Directions →
Every line containing the word "Read" needs to be found and copied.

Dataset extract →

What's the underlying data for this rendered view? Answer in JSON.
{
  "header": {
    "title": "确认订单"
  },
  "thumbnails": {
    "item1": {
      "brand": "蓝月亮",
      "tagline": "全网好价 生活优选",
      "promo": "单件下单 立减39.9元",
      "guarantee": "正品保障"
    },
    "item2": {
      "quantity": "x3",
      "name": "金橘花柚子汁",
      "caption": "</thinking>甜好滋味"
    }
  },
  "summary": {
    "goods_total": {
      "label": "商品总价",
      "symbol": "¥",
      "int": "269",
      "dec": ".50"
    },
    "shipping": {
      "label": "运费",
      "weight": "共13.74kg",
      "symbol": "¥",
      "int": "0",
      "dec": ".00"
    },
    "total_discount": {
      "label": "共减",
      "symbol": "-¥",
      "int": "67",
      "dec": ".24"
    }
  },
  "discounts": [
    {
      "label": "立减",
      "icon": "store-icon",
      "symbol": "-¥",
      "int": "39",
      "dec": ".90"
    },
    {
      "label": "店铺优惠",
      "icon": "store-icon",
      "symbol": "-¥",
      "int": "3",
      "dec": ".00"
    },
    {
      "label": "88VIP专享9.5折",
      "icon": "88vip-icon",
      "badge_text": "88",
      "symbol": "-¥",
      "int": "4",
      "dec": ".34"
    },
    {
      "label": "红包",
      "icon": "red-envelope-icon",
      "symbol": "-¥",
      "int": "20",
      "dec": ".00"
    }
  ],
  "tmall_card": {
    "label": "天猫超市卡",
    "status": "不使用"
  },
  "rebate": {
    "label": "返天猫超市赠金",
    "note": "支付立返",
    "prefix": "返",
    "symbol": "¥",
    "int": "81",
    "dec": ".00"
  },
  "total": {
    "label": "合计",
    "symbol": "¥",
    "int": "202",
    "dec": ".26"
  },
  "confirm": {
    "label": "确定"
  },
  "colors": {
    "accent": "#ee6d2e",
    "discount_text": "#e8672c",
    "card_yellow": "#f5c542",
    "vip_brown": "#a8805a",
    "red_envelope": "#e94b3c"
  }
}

...

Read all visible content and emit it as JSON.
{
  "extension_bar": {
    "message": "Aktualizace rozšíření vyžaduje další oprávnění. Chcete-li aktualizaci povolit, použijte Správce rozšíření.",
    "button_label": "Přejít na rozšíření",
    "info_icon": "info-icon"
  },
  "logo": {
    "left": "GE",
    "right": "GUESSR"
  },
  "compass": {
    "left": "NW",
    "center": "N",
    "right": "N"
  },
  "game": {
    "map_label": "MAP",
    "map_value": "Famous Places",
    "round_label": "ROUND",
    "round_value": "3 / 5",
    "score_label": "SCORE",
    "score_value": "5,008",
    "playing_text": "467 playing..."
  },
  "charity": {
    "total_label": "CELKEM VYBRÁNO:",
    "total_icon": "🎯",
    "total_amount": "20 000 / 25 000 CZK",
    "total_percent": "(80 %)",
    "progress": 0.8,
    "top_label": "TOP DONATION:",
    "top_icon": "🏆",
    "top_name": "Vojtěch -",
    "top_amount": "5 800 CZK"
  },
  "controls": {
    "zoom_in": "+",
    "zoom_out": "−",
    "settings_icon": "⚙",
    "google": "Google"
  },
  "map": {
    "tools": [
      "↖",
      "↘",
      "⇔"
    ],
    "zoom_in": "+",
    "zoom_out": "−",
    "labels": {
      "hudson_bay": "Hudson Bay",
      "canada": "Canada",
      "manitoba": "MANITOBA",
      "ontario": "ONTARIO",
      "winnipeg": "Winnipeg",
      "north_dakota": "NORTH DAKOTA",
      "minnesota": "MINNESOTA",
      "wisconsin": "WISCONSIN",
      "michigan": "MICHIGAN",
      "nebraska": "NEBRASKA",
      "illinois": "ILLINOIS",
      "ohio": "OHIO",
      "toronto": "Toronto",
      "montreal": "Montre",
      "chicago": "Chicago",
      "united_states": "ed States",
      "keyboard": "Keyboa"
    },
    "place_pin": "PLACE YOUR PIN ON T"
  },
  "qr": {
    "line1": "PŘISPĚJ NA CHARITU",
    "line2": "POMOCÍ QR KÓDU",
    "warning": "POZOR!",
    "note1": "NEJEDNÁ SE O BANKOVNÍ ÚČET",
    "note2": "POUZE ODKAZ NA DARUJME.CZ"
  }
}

...

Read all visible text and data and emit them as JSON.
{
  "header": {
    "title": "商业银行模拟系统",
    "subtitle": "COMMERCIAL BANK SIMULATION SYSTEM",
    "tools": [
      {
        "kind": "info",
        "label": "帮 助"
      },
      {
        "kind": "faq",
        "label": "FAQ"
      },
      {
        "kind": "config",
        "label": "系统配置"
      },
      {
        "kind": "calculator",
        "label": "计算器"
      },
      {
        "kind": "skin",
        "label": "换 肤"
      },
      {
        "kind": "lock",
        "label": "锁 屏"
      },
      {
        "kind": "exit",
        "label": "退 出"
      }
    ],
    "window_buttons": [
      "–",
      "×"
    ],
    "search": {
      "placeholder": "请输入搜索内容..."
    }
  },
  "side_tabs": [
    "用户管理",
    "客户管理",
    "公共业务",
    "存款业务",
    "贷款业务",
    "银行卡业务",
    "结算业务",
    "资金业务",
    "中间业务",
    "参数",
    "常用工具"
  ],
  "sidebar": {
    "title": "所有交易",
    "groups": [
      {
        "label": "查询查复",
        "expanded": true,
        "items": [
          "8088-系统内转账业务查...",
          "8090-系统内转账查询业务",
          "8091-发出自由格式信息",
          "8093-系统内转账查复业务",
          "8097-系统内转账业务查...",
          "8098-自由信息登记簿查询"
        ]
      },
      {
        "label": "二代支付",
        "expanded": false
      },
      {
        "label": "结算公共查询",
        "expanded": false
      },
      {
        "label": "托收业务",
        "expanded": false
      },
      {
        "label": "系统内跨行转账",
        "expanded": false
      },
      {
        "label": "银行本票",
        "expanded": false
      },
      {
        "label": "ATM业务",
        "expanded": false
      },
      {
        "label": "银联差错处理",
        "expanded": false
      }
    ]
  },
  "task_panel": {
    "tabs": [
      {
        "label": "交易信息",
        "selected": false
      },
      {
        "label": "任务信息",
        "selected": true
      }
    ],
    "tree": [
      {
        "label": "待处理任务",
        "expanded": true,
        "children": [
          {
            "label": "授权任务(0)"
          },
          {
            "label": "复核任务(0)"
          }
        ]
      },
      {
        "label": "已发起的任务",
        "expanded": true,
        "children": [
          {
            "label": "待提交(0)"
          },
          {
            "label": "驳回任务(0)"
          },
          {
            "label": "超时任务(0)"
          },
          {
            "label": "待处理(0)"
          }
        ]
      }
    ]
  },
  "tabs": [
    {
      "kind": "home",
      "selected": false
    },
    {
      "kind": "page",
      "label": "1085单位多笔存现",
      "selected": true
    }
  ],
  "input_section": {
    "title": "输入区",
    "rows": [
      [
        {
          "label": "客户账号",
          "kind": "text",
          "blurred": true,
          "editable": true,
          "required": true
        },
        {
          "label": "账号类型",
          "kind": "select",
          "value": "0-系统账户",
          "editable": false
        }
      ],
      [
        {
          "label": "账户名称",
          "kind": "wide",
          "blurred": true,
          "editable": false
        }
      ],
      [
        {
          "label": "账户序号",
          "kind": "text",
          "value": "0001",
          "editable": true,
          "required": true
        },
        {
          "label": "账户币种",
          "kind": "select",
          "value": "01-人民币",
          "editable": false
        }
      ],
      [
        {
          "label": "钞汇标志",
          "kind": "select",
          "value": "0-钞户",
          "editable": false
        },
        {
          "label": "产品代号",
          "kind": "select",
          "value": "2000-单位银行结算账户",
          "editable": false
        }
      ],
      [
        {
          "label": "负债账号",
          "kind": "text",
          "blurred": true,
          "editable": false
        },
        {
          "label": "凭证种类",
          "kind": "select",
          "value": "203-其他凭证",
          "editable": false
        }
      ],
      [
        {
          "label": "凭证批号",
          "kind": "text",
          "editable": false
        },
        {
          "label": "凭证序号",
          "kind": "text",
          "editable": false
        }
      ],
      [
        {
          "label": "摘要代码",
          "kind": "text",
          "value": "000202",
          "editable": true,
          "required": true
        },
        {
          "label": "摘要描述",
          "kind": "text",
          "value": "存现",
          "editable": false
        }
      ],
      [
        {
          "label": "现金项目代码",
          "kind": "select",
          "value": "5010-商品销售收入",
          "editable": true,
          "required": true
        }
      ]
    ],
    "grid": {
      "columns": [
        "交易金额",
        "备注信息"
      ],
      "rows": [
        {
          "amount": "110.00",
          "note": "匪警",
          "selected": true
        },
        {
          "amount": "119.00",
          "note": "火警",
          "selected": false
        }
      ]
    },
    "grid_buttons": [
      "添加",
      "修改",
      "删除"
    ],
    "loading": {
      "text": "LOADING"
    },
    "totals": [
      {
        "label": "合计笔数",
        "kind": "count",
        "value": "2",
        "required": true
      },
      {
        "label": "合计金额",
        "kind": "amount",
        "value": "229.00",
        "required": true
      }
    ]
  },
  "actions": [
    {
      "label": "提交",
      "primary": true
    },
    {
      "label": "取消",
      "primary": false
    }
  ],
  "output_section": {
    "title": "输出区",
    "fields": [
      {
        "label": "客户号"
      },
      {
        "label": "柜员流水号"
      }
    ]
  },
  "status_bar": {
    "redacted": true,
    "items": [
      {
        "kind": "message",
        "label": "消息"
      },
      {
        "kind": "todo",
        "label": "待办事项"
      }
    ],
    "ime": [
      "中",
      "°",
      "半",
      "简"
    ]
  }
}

Result of the exercise →
Read all visible content and emit it as JSON.
Read all visible text and data and emit them as JSON.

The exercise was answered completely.